╭──

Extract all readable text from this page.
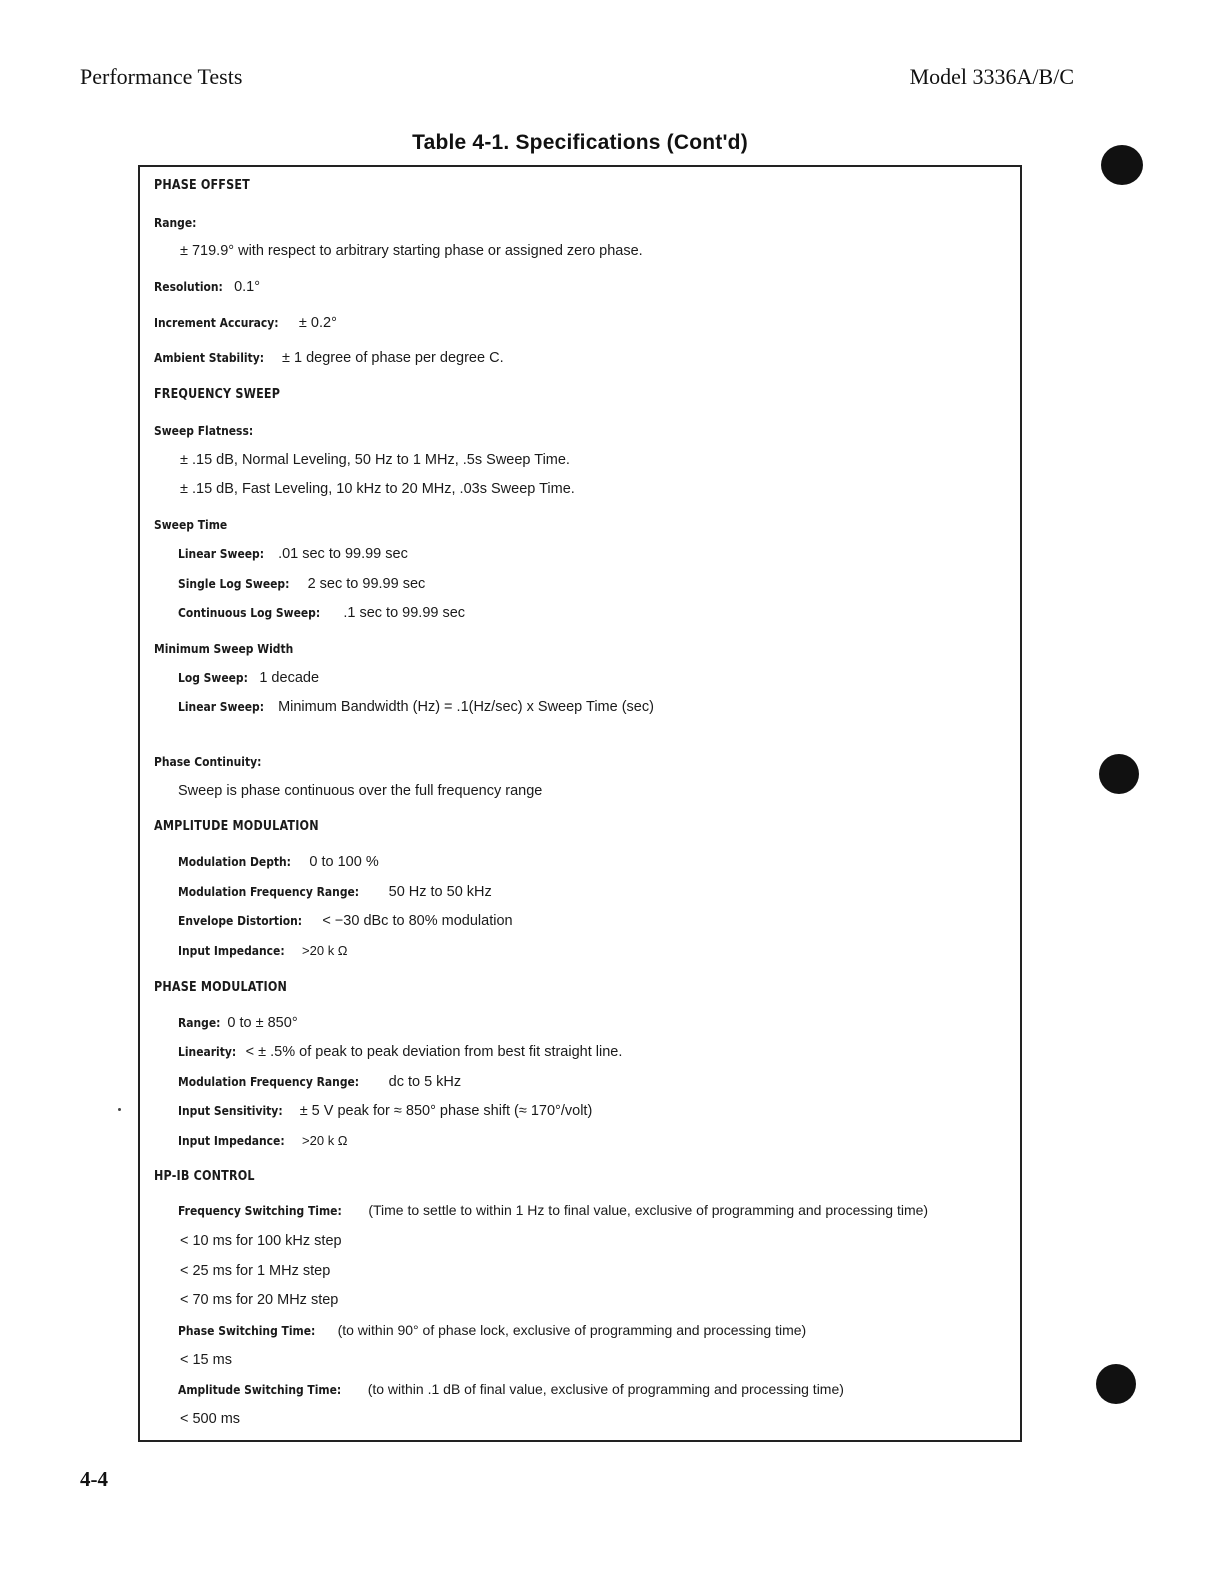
Performance Tests	Model 3336A/B/C
Table 4-1. Specifications (Cont'd)
PHASE OFFSET
Range:
± 719.9° with respect to arbitrary starting phase or assigned zero phase.
Resolution: 0.1°
Increment Accuracy: ± 0.2°
Ambient Stability: ± 1 degree of phase per degree C.
FREQUENCY SWEEP
Sweep Flatness:
± .15 dB, Normal Leveling, 50 Hz to 1 MHz, .5s Sweep Time.
± .15 dB, Fast Leveling, 10 kHz to 20 MHz, .03s Sweep Time.
Sweep Time
Linear Sweep: .01 sec to 99.99 sec
Single Log Sweep: 2 sec to 99.99 sec
Continuous Log Sweep: .1 sec to 99.99 sec
Minimum Sweep Width
Log Sweep: 1 decade
Linear Sweep: Minimum Bandwidth (Hz) = .1(Hz/sec) x Sweep Time (sec)
Phase Continuity:
Sweep is phase continuous over the full frequency range
AMPLITUDE MODULATION
Modulation Depth: 0 to 100 %
Modulation Frequency Range: 50 Hz to 50 kHz
Envelope Distortion: < −30 dBc to 80% modulation
Input Impedance: >20 k Ω
PHASE MODULATION
Range: 0 to ± 850°
Linearity: < ± .5% of peak to peak deviation from best fit straight line.
Modulation Frequency Range: dc to 5 kHz
Input Sensitivity: ± 5 V peak for ≈ 850° phase shift (≈ 170°/volt)
Input Impedance: >20 k Ω
HP-IB CONTROL
Frequency Switching Time: (Time to settle to within 1 Hz to final value, exclusive of programming and processing time)
< 10 ms for 100 kHz step
< 25 ms for 1 MHz step
< 70 ms for 20 MHz step
Phase Switching Time: (to within 90° of phase lock, exclusive of programming and processing time)
< 15 ms
Amplitude Switching Time: (to within .1 dB of final value, exclusive of programming and processing time)
< 500 ms
4-4
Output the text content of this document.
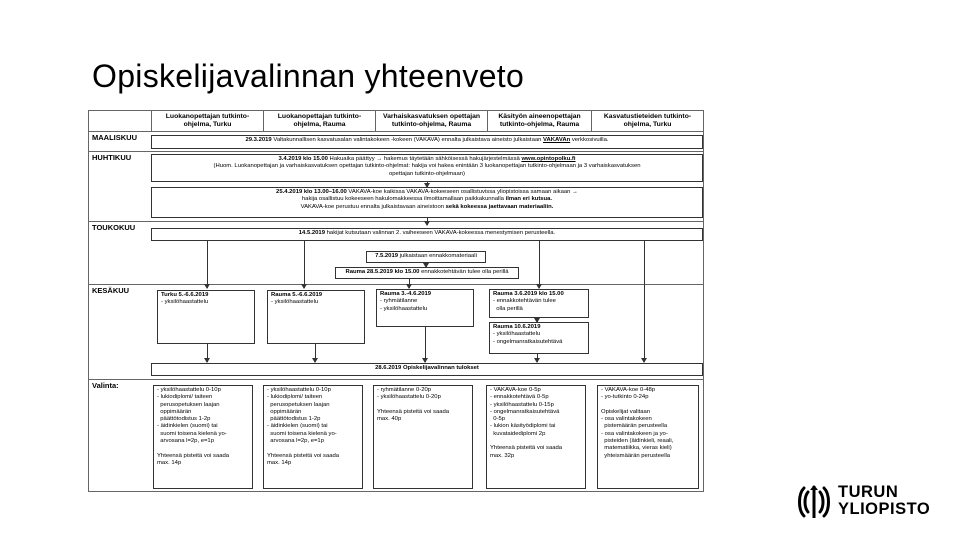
Opiskelijavalinnan yhteenveto
Luokanopettajan tutkinto-
ohjelma, Turku
Luokanopettajan tutkinto-
ohjelma, Rauma
Varhaiskasvatuksen opettajan
tutkinto-ohjelma, Rauma
Käsityön aineenopettajan
tutkinto-ohjelma, Rauma
Kasvatustieteiden tutkinto-
ohjelma, Turku
MAALISKUU
HUHTIKUU
TOUKOKUU
KESÄKUU
Valinta:
29.3.2019 Valtakunnallisen kasvatusalan valintakokeen -kokeen (VAKAVA) ennalta julkaistava aineisto julkaistaan VAKAVAn verkkosivuilla.
3.4.2019 klo 15.00 Hakuaika päättyy → hakemus täytetään sähköisessä hakujärjestelmässä www.opintopolku.fi
(Huom. Luokanopettajan ja varhaiskasvatuksen opettajan tutkinto-ohjelmat: hakija voi hakea enintään 3 luokanopettajan tutkinto-ohjelmaan ja 3 varhaiskasvatuksen
opettajan tutkinto-ohjelmaan)
25.4.2019 klo 13.00–16.00 VAKAVA-koe kaikissa VAKAVA-kokeeseen osallistuvissa yliopistoissa samaan aikaan →
hakija osallistuu kokeeseen hakulomakkeessa ilmoittamallaan paikkakunnalla ilman eri kutsua.
VAKAVA-koe perustuu ennalta julkaistavaan aineistoon sekä kokeessa jaettavaan materiaaliin.
14.5.2019 hakijat kutsutaan valinnan 2. vaiheeseen VAKAVA-kokeessa menestymisen perusteella.
7.5.2019 julkaistaan ennakkomateriaali
Rauma 28.5.2019 klo 15.00 ennakkotehtävän tulee olla perillä
Turku 5.-6.6.2019
- yksilöhaastattelu
Rauma 5.-6.6.2019
- yksilöhaastattelu
Rauma 3.-4.6.2019
- ryhmätilanne
- yksilöhaastattelu
Rauma 3.6.2019 klo 15.00
- ennakkotehtävän tulee
olla perillä
Rauma 10.6.2019
- yksilöhaastattelu
- ongelmanratkaisutehtävä
28.6.2019 Opiskelijavalinnan tulokset
- yksilöhaastattelu 0-10p
- lukiodiplomi/ taiteen
perusopetuksen laajan
oppimäärän
päättötodistus 1-2p
- äidinkielen (suomi) tai
suomi toisena kielenä yo-
arvosana l=2p, e=1p

Yhteensä pisteitä voi saada
max. 14p
- yksilöhaastattelu 0-10p
- lukiodiplomi/ taiteen
perusopetuksen laajan
oppimäärän
päättötodistus 1-2p
- äidinkielen (suomi) tai
suomi toisena kielenä yo-
arvosana l=2p, e=1p

Yhteensä pisteitä voi saada
max. 14p
- ryhmätilanne 0-20p
- yksilöhaastattelu 0-20p

Yhteensä pisteitä voi saada
max. 40p
- VAKAVA-koe 0-5p
- ennakkotehtävä 0-5p
- yksilöhaastattelu 0-15p
- ongelmanratkaisutehtävä
0-5p
- lukion käsityödiplomi tai
kuvataidediplomi 2p

Yhteensä pisteitä voi saada
max. 32p
- VAKAVA-koe 0-48p
- yo-tutkinto 0-24p

Opiskelijat valitaan
- osa valintakokeen
pistemäärän perusteella
- osa valintakokeen ja yo-
pisteiden (äidinkieli, reaali,
matematiikka, vieras kieli)
yhteismäärän perusteella
TURUN
YLIOPISTO
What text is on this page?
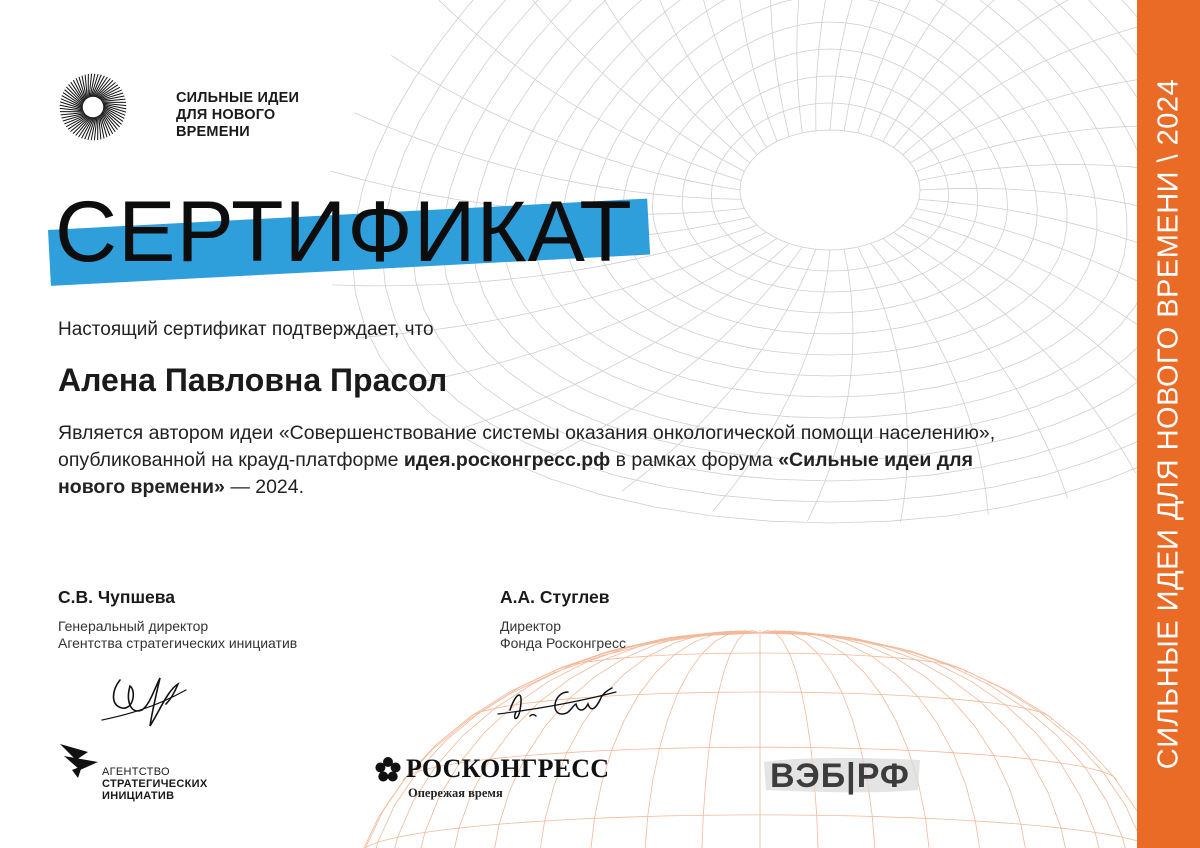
СИЛЬНЫЕ ИДЕИ ДЛЯ НОВОГО ВРЕМЕНИ \ 2024
СИЛЬНЫЕ ИДЕИ
ДЛЯ НОВОГО
ВРЕМЕНИ
СЕРТИФИКАТ
Настоящий сертификат подтверждает, что
Алена Павловна Прасол
Является автором идеи «Совершенствование системы оказания онкологической помощи населению», опубликованной на крауд-платформе идея.росконгресс.рф в рамках форума «Сильные идеи для нового времени» — 2024.
С.В. Чупшева
Генеральный директор
Агентства стратегических инициатив
А.А. Стуглев
Директор
Фонда Росконгресс
АГЕНТСТВО
СТРАТЕГИЧЕСКИХ
ИНИЦИАТИВ
РОСКОНГРЕСС
Опережая время	ВЭБ|РФ
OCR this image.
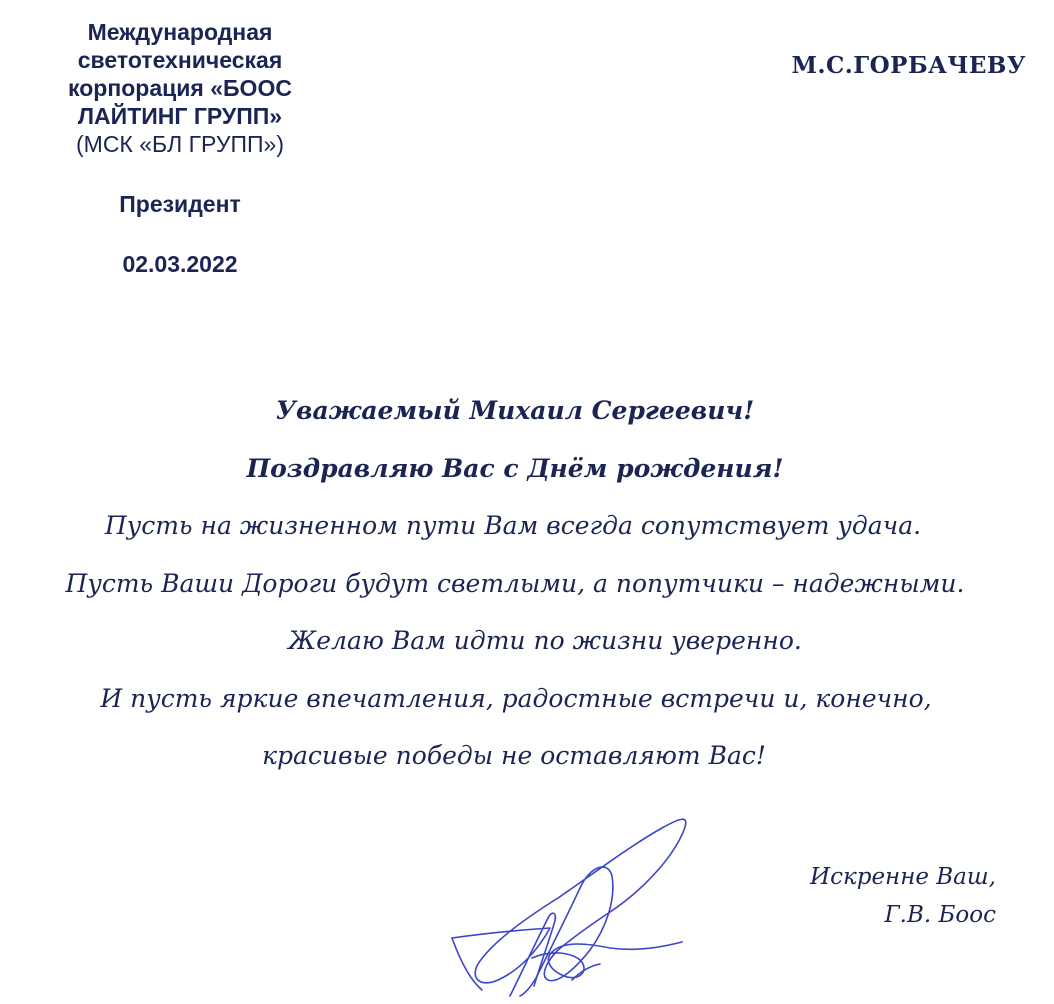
Международная
светотехническая
корпорация «БООС
ЛАЙТИНГ ГРУПП»
(МСК «БЛ ГРУПП»)
Президент
02.03.2022
М.С.ГОРБАЧЕВУ
Уважаемый Михаил Сергеевич!
Поздравляю Вас с Днём рождения!
Пусть на жизненном пути Вам всегда сопутствует удача.
Пусть Ваши Дороги будут светлыми, а попутчики – надежными.
Желаю Вам идти по жизни уверенно.
И пусть яркие впечатления, радостные встречи и, конечно,
красивые победы не оставляют Вас!
Искренне Ваш,
Г.В. Боос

╰──

* _Request_: Scan the material above. Copy each line that holds the word "text".

* _Solved problem_:
Extract all readable text from this page.
Output the text content of this document.
What text is on this page?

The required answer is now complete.